%%

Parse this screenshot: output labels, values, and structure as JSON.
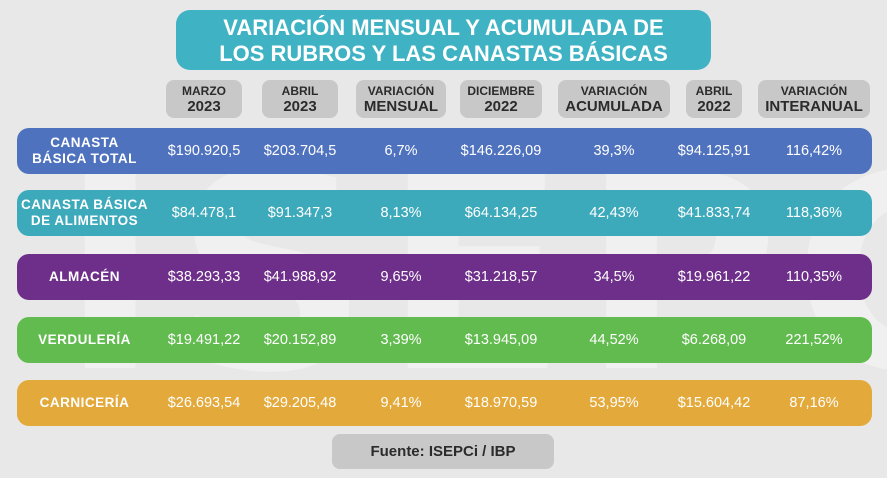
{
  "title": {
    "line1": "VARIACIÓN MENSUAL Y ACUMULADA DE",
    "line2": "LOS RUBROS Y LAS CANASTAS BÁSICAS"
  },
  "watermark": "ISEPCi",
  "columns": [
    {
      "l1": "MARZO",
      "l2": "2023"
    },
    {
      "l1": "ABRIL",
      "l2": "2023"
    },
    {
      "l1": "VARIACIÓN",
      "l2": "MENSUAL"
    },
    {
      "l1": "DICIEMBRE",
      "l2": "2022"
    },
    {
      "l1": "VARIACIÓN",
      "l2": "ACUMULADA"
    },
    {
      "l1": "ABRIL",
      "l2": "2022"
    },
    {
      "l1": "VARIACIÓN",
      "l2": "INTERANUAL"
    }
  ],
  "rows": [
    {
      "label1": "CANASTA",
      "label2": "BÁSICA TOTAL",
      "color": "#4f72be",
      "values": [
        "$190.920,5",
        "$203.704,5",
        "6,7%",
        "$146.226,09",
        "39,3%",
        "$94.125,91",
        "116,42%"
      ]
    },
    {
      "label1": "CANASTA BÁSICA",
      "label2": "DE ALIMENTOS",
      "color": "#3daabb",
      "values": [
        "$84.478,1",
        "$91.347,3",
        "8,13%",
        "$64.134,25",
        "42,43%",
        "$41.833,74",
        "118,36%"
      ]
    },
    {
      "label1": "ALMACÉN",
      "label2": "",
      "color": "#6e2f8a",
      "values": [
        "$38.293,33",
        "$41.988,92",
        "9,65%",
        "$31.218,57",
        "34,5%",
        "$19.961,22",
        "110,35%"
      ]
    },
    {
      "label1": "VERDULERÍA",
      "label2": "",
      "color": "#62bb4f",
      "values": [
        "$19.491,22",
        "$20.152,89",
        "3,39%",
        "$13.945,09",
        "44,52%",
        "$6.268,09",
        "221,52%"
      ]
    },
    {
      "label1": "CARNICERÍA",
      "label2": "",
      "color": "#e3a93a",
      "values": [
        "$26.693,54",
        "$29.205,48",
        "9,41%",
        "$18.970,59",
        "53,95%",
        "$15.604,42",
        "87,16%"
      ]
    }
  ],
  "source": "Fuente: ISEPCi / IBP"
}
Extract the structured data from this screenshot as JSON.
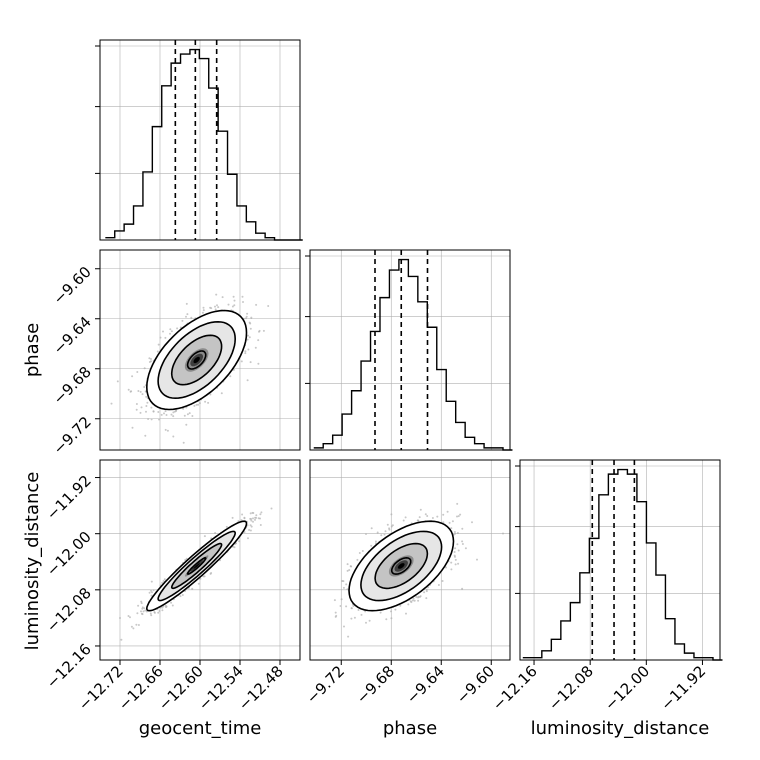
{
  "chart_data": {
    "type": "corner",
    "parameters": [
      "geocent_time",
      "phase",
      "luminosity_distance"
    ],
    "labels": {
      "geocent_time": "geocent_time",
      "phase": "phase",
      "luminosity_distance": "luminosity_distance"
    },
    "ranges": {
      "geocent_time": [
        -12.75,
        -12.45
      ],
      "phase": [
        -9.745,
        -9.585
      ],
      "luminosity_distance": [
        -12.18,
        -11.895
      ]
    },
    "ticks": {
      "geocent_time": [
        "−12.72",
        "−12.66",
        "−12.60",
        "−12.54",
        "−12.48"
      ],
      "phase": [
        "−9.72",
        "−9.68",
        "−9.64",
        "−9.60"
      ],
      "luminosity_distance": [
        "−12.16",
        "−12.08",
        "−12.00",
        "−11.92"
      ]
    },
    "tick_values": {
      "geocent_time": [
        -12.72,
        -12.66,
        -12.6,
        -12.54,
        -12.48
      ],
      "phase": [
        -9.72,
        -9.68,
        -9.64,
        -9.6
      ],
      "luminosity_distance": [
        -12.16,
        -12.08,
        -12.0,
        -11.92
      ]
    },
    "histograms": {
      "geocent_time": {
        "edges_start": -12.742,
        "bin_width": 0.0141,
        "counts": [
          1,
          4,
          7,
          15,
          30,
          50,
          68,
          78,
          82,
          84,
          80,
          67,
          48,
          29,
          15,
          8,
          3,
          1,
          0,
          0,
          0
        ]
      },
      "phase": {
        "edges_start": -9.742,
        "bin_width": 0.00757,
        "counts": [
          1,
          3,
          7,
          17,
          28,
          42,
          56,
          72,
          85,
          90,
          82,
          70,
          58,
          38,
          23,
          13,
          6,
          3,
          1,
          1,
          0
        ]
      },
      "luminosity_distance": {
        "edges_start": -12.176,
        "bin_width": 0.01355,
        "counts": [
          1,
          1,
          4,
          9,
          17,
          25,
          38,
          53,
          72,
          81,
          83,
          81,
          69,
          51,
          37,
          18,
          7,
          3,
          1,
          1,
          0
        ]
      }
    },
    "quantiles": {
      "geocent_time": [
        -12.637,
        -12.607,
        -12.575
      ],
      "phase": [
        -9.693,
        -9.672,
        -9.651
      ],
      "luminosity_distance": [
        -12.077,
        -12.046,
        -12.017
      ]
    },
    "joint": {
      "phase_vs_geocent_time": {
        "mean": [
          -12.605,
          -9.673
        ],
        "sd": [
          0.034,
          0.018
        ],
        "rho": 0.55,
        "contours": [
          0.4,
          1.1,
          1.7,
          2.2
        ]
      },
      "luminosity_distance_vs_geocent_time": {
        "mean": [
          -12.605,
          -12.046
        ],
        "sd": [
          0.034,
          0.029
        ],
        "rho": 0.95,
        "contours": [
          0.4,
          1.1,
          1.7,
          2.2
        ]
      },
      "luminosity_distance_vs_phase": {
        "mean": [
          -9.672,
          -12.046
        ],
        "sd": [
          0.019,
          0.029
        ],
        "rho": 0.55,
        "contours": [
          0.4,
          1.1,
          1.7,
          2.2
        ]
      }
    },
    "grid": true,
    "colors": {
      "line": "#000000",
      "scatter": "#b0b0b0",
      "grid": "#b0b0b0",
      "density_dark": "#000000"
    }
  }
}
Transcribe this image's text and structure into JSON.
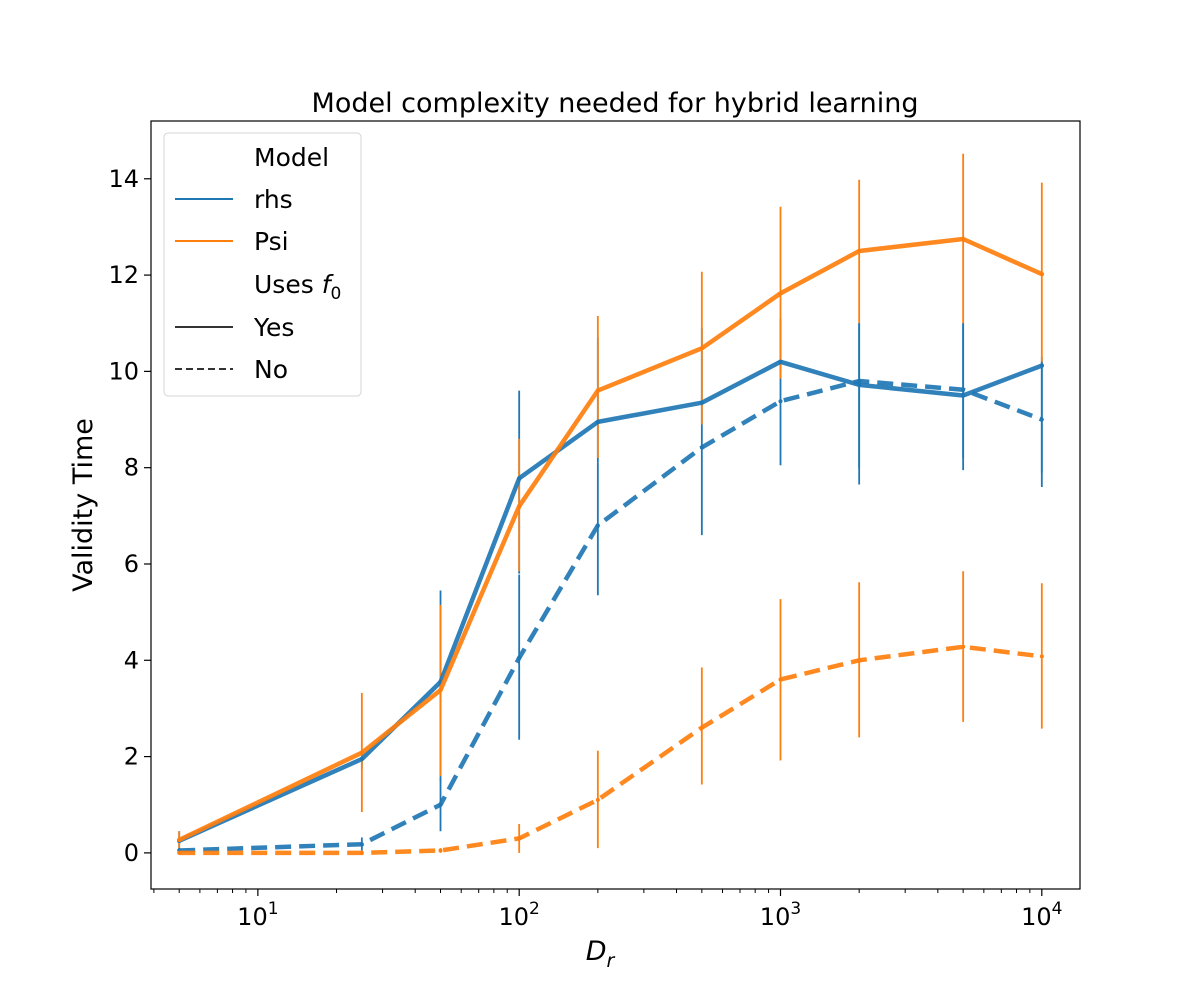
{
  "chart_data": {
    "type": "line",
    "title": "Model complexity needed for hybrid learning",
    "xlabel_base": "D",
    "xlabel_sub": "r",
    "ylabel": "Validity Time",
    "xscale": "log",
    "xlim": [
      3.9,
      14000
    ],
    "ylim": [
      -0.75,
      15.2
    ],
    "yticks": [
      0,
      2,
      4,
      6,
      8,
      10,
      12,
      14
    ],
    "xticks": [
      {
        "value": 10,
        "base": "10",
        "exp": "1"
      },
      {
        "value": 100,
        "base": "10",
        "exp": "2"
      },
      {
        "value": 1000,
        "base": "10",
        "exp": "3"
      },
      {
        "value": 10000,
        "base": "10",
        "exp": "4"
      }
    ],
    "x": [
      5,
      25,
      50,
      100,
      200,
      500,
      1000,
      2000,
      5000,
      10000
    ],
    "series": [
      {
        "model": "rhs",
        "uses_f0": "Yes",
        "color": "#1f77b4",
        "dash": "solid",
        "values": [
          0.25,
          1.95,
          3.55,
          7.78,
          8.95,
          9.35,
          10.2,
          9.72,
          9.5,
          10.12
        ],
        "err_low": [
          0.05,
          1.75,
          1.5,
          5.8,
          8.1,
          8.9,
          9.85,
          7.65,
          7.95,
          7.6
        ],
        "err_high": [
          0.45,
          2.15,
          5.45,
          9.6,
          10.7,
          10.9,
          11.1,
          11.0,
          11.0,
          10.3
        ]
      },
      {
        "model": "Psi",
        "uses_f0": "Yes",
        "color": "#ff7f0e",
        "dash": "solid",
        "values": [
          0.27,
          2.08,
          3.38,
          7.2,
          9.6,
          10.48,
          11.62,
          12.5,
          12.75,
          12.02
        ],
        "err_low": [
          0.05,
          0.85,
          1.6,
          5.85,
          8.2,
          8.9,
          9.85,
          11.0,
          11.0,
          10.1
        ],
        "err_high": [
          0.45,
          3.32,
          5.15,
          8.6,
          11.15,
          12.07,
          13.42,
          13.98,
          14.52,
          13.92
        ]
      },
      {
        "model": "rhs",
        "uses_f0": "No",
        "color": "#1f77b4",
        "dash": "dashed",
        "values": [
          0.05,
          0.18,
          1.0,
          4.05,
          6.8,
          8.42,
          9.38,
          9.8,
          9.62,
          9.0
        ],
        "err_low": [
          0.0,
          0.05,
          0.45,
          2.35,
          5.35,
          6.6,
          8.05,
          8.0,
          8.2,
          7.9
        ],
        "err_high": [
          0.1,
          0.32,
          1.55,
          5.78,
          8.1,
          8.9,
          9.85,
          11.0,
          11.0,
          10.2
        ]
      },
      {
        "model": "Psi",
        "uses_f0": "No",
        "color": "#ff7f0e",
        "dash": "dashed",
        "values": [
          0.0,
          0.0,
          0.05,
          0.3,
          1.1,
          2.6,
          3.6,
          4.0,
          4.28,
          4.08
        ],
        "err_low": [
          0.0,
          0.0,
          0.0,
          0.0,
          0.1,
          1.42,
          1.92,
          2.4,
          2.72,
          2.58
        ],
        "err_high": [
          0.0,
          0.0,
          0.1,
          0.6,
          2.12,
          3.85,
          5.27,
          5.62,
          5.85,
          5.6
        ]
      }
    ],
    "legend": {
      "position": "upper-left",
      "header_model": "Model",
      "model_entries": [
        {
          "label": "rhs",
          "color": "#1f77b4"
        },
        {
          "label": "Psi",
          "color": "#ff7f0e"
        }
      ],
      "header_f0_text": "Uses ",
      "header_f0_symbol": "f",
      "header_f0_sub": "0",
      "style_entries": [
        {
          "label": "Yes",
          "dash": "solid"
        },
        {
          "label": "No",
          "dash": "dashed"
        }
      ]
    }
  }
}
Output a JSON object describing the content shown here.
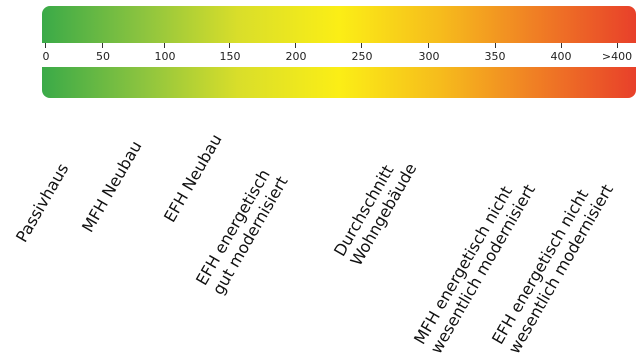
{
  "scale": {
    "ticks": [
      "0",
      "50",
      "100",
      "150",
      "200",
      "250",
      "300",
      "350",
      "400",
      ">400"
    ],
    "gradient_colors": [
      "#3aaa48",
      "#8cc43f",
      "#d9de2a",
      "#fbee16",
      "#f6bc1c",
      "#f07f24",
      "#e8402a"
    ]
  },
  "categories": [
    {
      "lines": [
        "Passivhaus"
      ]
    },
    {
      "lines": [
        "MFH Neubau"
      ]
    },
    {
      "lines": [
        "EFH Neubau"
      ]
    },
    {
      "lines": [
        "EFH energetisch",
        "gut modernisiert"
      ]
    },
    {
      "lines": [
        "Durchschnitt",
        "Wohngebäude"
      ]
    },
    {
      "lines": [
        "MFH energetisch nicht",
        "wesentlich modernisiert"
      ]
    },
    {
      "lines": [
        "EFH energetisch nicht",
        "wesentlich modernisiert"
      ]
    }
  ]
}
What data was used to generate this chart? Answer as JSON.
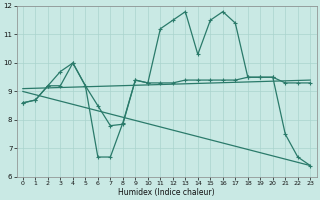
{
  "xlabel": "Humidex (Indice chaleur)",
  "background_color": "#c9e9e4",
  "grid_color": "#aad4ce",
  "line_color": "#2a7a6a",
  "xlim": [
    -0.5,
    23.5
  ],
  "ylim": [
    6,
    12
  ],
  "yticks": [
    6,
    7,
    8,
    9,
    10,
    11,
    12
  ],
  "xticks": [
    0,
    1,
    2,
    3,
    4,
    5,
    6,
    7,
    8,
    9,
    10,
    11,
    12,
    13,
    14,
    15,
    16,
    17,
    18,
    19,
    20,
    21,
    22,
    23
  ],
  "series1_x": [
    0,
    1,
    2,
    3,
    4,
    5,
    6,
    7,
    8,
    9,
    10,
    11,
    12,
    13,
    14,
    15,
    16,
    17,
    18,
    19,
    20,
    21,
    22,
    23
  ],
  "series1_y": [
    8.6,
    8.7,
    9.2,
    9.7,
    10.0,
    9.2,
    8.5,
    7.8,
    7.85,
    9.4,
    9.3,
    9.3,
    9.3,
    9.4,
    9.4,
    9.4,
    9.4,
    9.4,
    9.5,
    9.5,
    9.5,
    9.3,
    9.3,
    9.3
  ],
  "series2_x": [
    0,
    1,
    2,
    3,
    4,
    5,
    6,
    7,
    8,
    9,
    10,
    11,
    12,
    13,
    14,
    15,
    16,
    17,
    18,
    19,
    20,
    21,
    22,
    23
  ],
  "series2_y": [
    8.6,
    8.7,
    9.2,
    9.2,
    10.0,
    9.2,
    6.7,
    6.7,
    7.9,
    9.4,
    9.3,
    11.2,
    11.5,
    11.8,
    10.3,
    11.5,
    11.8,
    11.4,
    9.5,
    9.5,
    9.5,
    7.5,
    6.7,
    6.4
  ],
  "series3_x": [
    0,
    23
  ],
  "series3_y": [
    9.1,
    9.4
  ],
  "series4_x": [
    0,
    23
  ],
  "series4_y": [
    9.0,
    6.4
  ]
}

%%

Short task:
Locate the word "labels" in the records and collect each line it appears in.

Result of this task:
Parse this screenshot: output labels, values, and structure as JSON.
    "labels": {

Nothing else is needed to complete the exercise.